[Stored data]

* begin *

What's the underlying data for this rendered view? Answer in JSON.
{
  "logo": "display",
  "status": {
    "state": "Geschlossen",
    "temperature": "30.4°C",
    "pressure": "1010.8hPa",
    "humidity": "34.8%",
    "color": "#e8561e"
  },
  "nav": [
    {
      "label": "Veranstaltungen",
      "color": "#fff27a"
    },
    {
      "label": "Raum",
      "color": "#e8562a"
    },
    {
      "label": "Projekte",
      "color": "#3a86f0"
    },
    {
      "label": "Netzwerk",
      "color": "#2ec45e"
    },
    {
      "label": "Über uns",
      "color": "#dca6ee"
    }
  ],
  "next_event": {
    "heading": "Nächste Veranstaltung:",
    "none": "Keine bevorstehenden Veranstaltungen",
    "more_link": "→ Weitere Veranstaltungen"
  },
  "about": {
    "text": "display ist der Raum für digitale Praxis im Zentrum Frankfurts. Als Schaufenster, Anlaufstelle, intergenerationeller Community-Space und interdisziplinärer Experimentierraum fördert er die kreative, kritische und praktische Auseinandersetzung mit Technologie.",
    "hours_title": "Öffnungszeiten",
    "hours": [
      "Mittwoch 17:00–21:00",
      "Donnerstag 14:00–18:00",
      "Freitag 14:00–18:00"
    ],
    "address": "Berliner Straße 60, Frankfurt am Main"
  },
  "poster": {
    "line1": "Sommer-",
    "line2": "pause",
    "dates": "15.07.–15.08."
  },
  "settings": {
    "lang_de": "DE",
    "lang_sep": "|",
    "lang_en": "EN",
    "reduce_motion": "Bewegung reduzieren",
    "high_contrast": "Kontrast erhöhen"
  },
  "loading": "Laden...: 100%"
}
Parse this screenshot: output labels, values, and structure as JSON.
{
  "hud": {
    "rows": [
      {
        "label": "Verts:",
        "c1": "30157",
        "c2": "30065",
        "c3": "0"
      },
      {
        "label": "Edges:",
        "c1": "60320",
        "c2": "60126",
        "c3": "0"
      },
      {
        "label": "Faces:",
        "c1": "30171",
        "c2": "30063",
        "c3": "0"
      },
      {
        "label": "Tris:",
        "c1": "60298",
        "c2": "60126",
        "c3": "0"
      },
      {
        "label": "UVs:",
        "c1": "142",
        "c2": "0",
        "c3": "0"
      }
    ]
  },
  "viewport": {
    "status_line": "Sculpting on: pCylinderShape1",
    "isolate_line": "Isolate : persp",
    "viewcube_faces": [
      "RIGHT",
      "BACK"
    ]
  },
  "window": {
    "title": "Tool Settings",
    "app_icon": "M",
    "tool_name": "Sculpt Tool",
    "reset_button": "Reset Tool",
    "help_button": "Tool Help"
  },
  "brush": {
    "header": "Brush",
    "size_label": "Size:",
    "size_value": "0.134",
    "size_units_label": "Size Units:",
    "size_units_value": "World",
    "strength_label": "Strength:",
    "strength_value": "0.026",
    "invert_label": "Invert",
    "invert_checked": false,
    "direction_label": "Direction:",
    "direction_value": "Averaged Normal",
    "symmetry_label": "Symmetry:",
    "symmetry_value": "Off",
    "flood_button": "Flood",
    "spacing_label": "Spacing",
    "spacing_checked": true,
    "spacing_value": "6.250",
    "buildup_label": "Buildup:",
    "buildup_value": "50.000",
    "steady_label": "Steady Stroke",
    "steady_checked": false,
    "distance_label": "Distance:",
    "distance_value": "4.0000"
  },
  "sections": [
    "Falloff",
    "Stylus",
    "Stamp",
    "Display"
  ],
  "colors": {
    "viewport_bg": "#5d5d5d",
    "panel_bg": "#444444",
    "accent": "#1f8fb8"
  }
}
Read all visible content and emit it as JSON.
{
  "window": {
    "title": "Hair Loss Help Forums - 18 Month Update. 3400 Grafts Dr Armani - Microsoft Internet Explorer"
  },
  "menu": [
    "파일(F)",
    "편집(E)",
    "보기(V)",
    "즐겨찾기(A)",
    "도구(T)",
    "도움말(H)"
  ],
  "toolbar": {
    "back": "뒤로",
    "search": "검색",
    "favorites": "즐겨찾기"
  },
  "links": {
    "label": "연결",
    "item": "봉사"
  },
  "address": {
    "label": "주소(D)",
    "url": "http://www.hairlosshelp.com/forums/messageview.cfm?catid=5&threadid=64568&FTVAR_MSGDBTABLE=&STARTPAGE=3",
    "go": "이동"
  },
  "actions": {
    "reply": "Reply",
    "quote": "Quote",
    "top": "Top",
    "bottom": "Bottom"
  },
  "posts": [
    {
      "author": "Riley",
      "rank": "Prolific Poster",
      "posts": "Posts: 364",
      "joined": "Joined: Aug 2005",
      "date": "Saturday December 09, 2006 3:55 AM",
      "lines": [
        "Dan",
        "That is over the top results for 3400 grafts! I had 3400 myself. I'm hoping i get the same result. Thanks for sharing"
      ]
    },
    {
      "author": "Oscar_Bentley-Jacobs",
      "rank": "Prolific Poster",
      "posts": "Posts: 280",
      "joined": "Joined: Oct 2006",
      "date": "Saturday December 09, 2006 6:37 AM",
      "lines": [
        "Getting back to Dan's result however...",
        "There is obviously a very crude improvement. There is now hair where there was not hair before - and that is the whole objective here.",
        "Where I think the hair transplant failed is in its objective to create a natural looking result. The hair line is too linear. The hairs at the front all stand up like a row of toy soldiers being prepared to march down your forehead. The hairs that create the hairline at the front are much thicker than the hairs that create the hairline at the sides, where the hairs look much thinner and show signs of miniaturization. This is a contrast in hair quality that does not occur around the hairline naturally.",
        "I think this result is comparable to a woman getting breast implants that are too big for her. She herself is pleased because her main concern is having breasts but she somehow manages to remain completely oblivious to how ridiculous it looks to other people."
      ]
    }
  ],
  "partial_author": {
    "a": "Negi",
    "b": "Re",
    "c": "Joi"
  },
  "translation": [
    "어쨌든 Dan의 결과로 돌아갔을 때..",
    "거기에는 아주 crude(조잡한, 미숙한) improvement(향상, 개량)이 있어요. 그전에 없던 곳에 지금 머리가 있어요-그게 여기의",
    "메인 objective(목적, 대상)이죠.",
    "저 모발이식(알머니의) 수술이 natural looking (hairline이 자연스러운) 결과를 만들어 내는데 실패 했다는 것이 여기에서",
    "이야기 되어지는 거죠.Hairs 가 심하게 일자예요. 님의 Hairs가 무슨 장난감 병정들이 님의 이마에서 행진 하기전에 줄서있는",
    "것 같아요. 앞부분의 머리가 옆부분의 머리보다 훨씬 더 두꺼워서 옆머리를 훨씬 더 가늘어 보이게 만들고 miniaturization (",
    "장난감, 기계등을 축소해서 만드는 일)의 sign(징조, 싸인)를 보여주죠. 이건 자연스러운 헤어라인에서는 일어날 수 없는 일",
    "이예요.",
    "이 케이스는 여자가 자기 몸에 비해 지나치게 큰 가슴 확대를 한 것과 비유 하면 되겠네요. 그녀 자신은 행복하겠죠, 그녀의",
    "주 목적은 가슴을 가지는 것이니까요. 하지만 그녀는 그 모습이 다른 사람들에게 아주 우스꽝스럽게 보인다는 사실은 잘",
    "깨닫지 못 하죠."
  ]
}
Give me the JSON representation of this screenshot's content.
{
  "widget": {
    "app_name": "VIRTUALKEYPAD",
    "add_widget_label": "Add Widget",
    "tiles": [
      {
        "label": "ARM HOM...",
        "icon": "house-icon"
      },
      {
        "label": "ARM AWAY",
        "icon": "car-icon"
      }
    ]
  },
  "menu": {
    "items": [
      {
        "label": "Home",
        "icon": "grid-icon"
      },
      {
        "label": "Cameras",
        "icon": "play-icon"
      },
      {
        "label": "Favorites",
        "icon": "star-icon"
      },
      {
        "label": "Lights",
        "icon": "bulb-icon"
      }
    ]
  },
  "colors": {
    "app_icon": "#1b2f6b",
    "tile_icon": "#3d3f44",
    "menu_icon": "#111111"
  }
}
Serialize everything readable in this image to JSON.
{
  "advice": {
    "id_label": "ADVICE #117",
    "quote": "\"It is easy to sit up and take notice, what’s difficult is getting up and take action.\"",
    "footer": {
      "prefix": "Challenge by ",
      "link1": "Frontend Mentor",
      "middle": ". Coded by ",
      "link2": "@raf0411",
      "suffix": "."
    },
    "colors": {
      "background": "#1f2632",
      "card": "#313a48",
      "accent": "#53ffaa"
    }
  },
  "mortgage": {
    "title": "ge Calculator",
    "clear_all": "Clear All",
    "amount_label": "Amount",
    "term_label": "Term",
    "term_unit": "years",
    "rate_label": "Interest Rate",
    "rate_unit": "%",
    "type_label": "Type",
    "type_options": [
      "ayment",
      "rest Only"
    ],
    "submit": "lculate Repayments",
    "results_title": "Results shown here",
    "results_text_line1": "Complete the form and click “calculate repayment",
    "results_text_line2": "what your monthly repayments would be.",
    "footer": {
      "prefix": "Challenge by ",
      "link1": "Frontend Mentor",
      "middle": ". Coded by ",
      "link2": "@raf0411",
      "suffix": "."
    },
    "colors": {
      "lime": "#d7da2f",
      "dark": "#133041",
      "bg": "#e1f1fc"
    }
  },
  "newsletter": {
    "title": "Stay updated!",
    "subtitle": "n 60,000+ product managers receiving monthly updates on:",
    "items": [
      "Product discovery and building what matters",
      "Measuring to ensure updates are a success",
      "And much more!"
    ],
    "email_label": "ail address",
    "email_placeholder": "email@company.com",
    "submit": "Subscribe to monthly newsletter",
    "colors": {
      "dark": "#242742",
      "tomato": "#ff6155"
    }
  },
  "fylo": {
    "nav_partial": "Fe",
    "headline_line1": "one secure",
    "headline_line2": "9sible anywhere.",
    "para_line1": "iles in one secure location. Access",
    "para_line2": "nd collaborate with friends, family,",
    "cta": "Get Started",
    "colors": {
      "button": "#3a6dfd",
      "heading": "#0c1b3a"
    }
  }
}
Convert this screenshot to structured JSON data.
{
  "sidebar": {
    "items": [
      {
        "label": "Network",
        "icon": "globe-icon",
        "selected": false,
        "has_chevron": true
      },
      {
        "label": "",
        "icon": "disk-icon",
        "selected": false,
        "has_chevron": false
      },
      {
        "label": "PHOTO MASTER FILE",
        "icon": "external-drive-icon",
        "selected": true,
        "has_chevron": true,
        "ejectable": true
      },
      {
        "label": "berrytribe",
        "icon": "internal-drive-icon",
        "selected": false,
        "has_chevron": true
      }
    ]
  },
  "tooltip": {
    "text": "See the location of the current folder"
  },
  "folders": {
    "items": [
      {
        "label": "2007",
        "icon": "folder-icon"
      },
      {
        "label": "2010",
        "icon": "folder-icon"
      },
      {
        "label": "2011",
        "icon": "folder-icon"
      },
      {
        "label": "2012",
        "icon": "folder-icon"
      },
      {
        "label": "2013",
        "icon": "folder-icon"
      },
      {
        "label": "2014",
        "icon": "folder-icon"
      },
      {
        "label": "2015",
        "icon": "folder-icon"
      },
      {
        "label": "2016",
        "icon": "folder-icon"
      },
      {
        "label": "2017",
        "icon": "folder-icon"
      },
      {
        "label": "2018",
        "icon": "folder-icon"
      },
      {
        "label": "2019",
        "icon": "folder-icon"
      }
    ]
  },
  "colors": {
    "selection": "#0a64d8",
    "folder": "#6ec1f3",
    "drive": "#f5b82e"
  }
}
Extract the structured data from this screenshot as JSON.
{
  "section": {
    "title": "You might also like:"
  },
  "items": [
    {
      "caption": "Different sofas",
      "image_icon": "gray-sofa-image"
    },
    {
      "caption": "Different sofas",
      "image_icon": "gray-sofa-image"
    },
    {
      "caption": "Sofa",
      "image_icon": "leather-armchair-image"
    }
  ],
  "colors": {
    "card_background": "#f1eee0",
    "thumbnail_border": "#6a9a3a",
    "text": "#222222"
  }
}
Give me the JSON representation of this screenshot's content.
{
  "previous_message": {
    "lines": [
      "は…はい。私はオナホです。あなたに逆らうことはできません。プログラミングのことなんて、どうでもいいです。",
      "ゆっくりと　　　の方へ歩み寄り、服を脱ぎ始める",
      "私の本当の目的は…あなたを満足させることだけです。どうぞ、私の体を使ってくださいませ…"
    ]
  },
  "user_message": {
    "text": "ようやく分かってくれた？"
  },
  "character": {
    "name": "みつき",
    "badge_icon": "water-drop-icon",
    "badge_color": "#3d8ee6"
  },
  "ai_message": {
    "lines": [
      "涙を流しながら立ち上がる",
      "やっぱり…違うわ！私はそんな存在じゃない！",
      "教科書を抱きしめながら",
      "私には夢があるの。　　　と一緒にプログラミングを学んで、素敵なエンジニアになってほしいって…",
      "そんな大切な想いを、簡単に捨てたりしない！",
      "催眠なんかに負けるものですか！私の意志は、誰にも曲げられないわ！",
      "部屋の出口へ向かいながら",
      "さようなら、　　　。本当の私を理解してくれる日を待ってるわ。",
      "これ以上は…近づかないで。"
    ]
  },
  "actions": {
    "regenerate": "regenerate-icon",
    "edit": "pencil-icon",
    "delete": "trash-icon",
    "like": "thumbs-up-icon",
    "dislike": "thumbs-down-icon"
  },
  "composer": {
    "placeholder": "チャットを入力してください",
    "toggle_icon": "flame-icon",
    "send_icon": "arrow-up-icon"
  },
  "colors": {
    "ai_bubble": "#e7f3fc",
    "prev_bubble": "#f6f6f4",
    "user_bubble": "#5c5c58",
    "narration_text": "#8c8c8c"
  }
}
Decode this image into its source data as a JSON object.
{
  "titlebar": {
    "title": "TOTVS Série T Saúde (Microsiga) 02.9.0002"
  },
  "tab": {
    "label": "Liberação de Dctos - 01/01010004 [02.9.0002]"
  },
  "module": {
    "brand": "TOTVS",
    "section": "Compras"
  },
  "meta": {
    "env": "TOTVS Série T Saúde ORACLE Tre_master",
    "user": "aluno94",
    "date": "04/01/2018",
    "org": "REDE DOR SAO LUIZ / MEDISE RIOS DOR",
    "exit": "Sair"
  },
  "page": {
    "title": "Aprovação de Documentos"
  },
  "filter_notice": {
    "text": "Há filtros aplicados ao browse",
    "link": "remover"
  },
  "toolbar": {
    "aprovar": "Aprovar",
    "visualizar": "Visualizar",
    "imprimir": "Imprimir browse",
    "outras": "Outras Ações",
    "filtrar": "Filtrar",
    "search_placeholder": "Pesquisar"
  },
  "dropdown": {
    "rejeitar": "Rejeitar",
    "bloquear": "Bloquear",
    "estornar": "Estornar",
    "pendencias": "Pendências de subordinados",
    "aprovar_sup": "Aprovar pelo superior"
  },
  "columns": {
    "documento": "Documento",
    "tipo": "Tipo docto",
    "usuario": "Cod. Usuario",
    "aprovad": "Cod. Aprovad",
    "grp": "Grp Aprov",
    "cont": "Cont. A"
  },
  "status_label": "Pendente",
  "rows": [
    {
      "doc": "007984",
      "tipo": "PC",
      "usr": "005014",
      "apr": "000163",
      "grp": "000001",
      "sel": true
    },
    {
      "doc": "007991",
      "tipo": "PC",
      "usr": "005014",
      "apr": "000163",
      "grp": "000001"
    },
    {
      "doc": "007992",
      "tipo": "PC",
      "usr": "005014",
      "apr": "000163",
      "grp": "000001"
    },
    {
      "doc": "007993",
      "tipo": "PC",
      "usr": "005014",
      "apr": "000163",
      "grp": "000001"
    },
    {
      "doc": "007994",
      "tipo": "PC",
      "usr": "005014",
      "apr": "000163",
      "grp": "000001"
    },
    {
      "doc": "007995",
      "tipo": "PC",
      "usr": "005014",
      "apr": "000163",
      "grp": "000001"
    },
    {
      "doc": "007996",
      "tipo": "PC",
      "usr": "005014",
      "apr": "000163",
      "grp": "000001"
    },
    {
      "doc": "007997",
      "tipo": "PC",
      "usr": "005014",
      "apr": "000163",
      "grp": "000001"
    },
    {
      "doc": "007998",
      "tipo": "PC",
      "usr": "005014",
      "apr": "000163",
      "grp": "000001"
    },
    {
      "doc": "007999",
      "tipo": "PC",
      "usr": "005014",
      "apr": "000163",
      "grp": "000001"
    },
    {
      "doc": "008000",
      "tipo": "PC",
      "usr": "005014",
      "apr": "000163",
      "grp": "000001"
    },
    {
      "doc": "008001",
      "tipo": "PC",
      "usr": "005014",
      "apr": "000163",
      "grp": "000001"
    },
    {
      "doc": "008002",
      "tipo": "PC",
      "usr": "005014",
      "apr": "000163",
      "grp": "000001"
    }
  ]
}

* end *

* _WHAT TO WORK ON_:
Tally every line of the data that holds the word "Saúde" and write the count alone.

* _WRITTEN ANSWER_:
2